▶ **Goal of the exercise**: Give back a single number, the count of lines containing the word "sino".

▶ **Task inputs**:
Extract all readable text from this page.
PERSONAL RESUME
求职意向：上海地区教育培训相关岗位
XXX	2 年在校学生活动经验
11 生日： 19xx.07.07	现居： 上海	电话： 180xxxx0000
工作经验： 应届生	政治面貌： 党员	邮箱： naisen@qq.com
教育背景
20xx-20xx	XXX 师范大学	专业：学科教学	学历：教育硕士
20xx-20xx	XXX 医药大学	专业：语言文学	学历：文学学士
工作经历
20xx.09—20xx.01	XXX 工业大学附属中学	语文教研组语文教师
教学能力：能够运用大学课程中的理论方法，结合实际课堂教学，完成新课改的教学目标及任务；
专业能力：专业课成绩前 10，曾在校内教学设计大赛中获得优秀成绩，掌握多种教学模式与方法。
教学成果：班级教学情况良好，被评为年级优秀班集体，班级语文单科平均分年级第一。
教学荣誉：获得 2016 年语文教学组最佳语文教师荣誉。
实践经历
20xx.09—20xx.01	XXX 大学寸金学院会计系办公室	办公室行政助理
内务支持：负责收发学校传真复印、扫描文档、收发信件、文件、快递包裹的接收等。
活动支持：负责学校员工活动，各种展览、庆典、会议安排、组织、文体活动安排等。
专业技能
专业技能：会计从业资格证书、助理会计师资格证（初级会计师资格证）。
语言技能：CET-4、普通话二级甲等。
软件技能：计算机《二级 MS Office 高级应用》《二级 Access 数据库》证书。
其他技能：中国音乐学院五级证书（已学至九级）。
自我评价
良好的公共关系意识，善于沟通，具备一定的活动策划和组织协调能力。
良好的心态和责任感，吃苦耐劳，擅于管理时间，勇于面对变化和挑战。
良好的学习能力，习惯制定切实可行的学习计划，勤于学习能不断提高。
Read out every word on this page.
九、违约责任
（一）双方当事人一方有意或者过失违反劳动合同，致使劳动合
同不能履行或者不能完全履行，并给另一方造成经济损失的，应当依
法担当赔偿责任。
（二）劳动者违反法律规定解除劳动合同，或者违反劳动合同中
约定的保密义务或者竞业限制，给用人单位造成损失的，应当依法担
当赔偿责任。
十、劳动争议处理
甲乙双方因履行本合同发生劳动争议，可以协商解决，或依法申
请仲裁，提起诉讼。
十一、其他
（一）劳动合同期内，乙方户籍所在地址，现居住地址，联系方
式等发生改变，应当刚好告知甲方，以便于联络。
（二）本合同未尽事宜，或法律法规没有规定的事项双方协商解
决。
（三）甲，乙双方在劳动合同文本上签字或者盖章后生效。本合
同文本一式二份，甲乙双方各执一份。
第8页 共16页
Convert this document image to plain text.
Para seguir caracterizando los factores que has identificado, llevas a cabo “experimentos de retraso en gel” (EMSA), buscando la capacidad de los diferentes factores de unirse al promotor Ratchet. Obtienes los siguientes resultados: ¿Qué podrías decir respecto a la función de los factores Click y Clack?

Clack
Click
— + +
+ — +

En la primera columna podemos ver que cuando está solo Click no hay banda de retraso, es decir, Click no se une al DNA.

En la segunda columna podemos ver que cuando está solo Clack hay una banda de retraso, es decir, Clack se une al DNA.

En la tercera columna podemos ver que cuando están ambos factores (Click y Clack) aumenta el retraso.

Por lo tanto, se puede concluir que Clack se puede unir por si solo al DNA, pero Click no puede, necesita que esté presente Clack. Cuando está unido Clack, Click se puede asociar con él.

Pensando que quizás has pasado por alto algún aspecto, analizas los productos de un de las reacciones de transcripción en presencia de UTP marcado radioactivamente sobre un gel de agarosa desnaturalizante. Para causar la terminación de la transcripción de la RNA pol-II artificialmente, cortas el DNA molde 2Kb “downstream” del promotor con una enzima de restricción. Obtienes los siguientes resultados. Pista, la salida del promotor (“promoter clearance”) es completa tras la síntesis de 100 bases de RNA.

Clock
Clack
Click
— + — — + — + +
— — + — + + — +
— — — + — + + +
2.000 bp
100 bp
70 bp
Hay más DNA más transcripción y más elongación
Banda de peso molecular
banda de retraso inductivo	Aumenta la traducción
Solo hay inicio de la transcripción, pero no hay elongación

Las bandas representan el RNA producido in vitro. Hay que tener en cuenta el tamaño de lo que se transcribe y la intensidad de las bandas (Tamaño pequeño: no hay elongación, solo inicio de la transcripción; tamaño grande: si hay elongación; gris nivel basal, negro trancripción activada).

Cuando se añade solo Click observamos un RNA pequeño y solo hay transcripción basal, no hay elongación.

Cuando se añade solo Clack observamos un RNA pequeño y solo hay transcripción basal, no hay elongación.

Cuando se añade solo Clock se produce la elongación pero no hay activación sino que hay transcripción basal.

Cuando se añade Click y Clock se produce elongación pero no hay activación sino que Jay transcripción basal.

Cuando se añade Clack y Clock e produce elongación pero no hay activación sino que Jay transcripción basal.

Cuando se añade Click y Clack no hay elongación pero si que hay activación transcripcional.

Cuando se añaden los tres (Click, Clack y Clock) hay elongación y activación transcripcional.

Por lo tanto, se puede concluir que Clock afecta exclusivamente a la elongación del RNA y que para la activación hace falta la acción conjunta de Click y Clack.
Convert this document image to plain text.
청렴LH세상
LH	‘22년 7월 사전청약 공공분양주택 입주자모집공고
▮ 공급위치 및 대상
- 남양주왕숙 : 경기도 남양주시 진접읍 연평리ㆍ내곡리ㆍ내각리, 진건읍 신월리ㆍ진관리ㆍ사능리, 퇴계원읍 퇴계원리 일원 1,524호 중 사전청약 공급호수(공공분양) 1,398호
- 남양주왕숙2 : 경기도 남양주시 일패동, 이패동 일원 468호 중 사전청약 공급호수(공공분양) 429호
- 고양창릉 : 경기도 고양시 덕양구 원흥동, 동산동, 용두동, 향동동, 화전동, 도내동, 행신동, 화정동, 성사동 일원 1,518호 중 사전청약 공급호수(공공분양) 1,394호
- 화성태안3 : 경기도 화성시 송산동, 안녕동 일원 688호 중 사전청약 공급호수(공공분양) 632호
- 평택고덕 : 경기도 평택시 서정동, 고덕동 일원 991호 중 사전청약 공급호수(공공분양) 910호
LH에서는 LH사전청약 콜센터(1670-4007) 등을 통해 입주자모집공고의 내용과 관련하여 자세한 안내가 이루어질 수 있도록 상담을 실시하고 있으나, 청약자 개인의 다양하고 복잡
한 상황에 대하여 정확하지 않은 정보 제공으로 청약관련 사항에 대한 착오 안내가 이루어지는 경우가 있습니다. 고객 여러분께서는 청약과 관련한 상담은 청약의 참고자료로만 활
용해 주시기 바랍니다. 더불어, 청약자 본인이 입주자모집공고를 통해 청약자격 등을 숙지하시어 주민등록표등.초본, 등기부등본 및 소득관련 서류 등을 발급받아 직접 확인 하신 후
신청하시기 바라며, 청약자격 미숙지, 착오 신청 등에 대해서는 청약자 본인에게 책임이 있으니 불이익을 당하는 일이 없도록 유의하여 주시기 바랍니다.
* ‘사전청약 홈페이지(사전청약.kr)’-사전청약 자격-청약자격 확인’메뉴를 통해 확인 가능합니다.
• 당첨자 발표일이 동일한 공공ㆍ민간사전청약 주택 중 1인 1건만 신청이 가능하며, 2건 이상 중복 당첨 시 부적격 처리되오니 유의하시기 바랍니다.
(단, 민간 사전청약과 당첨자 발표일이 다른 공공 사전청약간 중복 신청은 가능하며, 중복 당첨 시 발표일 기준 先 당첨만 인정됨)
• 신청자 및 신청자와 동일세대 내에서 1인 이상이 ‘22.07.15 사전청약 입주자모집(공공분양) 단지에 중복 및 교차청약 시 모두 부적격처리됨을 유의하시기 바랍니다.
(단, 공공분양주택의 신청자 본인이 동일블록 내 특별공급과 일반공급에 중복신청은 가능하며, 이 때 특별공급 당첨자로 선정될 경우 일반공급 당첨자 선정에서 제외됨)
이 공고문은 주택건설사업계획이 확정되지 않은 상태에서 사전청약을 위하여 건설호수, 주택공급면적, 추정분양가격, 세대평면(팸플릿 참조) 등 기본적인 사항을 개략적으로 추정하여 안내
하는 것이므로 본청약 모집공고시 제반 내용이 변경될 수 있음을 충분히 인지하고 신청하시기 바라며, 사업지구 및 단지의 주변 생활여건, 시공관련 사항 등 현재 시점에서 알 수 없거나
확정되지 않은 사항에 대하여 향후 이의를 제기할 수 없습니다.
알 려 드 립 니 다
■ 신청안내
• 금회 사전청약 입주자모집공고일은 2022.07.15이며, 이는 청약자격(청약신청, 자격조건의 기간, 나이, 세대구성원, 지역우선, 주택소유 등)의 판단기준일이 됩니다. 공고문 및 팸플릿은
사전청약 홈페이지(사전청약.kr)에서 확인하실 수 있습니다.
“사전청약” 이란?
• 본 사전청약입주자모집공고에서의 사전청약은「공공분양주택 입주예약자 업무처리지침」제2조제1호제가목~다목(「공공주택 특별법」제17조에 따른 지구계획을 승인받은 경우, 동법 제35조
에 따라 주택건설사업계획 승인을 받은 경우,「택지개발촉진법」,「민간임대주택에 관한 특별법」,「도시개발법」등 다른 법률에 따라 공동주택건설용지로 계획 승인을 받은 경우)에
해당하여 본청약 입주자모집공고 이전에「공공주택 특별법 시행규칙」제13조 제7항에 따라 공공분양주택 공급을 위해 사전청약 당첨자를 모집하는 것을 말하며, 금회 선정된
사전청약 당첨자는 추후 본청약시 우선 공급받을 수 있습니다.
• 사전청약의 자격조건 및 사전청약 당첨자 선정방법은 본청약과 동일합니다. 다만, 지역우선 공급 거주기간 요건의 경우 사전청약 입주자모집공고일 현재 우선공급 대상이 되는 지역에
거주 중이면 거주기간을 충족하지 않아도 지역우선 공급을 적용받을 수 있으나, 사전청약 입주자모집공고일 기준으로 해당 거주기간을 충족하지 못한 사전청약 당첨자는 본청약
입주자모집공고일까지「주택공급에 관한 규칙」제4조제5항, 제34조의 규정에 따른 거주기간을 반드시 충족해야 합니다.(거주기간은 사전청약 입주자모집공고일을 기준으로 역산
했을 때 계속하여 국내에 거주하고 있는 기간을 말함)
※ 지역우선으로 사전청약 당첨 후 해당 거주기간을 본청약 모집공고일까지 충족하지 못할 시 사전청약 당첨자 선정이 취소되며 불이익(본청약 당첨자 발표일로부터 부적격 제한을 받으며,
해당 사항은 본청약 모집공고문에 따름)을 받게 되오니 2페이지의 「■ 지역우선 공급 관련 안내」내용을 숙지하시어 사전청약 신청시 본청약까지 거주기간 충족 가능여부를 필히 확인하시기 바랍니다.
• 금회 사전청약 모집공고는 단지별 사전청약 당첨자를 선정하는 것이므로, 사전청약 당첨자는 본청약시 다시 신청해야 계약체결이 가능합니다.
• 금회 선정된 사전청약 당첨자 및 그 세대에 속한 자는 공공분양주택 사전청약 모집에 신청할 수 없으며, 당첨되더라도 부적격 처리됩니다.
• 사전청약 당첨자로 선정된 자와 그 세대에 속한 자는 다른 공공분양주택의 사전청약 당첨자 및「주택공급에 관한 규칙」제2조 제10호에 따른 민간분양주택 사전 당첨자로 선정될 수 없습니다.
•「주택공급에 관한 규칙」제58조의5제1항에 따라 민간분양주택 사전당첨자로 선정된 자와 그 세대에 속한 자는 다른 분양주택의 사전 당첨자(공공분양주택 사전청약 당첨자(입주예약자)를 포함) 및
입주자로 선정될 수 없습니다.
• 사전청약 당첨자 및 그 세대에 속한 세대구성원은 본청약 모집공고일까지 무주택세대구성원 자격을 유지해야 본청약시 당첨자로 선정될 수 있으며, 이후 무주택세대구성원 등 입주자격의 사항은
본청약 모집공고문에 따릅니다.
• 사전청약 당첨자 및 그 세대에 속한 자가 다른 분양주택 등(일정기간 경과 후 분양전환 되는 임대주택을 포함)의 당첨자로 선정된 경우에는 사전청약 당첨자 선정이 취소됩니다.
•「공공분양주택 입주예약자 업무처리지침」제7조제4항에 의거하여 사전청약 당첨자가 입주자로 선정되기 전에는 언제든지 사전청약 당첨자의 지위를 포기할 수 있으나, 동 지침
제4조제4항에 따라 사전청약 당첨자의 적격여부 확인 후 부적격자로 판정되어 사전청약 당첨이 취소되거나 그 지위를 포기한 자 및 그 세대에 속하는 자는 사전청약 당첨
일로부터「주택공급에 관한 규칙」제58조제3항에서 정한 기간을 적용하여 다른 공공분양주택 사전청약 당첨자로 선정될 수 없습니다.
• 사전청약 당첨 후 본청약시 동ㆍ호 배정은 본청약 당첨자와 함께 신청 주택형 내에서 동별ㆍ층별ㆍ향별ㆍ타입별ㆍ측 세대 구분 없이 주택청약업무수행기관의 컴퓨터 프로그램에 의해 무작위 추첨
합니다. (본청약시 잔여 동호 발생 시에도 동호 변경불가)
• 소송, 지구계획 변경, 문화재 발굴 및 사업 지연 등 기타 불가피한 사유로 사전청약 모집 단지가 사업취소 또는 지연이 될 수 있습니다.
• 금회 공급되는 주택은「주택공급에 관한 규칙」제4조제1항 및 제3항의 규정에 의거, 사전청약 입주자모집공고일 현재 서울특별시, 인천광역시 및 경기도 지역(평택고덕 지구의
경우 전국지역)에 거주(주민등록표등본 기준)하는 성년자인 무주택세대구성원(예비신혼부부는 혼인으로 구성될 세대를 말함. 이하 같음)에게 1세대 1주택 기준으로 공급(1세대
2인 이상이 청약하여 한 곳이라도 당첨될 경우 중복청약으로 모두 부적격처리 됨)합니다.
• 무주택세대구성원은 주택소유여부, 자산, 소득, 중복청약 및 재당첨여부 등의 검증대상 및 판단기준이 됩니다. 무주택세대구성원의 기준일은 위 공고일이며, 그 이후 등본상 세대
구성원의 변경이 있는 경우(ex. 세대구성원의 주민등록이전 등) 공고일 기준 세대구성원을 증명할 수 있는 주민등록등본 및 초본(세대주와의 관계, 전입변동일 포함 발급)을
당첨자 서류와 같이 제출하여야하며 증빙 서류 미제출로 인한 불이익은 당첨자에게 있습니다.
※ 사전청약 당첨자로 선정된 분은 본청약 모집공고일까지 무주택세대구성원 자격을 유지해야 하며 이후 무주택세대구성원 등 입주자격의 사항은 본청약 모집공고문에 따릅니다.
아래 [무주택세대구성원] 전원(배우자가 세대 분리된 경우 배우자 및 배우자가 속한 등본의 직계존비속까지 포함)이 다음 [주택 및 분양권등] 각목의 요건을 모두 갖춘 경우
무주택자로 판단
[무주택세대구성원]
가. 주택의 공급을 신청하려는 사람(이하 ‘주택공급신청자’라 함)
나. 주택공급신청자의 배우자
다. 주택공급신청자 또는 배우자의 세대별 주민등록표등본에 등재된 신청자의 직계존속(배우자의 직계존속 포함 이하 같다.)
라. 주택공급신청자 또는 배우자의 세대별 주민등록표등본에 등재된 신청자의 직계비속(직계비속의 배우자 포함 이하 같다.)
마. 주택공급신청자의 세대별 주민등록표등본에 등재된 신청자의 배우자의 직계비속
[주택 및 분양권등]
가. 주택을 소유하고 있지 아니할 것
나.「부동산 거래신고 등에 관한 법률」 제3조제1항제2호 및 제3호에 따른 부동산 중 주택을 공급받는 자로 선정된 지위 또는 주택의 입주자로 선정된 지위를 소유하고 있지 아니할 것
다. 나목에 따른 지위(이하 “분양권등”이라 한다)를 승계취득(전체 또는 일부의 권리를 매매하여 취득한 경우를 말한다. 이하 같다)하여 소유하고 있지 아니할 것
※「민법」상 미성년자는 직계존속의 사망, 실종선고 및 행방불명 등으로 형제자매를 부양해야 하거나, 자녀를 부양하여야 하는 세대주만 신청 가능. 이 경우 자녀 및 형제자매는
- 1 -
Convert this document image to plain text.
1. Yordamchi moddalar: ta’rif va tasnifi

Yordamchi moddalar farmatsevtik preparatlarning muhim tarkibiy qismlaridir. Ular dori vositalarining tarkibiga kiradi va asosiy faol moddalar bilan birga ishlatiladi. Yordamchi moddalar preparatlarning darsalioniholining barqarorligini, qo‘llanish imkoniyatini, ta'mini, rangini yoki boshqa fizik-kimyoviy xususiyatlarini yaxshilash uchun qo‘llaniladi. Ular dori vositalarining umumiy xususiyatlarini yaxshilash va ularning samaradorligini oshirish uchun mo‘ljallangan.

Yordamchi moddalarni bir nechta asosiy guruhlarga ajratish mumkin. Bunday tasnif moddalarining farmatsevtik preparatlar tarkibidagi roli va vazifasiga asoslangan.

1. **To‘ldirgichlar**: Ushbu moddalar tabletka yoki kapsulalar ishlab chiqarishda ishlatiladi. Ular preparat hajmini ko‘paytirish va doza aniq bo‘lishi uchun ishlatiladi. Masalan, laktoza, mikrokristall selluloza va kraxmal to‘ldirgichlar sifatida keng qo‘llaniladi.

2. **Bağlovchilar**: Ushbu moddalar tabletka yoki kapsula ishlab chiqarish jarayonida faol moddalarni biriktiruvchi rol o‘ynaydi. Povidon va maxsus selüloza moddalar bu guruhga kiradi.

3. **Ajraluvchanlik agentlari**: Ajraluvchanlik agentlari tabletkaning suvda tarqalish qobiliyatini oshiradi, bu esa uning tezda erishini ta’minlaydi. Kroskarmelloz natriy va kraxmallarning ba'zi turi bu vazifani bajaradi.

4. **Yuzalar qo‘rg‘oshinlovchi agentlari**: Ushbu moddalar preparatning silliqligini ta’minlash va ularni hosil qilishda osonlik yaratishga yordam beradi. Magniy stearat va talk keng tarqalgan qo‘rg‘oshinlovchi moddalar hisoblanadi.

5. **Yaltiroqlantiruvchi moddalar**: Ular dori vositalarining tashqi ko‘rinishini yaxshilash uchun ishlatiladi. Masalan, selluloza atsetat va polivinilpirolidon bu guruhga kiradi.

▶ **Written answer**: 3